Saved entries:
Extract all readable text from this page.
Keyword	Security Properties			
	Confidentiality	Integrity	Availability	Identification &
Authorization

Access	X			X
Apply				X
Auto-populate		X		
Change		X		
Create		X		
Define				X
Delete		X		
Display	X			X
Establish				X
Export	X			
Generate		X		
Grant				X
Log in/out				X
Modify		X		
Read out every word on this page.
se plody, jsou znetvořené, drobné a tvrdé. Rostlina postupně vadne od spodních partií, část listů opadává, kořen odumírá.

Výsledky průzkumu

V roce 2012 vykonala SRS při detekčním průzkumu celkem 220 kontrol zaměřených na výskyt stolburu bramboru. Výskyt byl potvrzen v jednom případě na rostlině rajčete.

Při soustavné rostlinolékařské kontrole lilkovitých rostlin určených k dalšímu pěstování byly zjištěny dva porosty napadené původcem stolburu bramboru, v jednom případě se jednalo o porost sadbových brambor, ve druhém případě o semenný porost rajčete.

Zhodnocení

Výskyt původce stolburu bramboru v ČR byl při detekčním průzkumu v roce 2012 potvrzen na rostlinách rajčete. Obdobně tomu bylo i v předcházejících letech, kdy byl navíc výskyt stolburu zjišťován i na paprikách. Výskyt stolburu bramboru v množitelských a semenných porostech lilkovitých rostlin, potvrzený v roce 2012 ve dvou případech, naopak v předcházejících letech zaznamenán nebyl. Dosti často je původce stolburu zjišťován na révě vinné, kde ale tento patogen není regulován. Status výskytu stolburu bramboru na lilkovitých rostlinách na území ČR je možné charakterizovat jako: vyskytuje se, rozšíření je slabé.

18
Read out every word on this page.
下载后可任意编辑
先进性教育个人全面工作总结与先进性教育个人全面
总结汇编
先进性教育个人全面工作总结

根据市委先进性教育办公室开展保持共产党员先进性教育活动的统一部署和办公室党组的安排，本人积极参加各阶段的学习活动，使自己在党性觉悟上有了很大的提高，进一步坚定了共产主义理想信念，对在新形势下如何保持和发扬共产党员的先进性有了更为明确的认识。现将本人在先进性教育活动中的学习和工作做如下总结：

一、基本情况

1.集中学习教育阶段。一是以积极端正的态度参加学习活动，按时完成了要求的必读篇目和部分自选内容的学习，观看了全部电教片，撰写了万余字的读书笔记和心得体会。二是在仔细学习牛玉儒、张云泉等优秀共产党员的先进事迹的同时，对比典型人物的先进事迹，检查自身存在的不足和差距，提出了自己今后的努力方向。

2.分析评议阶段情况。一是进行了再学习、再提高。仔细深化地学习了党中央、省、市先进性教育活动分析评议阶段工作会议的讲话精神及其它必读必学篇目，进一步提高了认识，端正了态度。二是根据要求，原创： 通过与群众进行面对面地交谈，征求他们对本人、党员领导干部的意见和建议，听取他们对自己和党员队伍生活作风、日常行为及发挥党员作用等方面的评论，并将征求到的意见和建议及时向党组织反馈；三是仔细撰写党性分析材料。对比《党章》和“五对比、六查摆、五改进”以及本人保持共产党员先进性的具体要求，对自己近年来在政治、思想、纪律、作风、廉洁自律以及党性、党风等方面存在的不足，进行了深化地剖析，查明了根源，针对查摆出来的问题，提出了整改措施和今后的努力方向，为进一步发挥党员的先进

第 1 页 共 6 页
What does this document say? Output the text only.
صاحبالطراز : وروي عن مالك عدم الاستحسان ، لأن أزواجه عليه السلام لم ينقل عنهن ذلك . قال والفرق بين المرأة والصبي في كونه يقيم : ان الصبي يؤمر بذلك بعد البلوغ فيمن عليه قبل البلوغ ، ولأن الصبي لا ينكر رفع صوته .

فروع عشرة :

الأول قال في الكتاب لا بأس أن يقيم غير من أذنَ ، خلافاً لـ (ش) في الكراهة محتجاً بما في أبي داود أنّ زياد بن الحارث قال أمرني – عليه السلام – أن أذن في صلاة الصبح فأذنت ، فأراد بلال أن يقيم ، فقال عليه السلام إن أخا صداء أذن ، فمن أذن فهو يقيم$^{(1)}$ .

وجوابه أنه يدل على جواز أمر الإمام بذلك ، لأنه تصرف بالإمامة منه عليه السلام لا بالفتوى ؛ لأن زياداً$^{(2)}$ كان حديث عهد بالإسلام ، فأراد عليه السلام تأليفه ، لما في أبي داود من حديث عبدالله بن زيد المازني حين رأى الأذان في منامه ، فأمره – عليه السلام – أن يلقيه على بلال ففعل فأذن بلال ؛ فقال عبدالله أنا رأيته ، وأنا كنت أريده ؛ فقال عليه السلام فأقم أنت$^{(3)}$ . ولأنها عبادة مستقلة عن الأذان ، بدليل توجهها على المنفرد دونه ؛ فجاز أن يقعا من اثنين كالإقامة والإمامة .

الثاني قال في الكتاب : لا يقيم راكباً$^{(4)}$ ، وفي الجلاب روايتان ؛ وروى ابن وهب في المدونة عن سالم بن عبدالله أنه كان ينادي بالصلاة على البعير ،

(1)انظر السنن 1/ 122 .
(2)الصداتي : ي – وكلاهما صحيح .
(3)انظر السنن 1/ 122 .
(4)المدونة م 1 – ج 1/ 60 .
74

**Task to complete**
List the lines that contain the word "المدونة".

**Answer for this exercise**
الثاني قال في الكتاب : لا يقيم راكباً$^{(4)}$ ، وفي الجلاب روايتان ؛ وروى ابن وهب في المدونة عن سالم بن عبدالله أنه كان ينادي بالصلاة على البعير ،
(4)المدونة م 1 – ج 1/ 60 .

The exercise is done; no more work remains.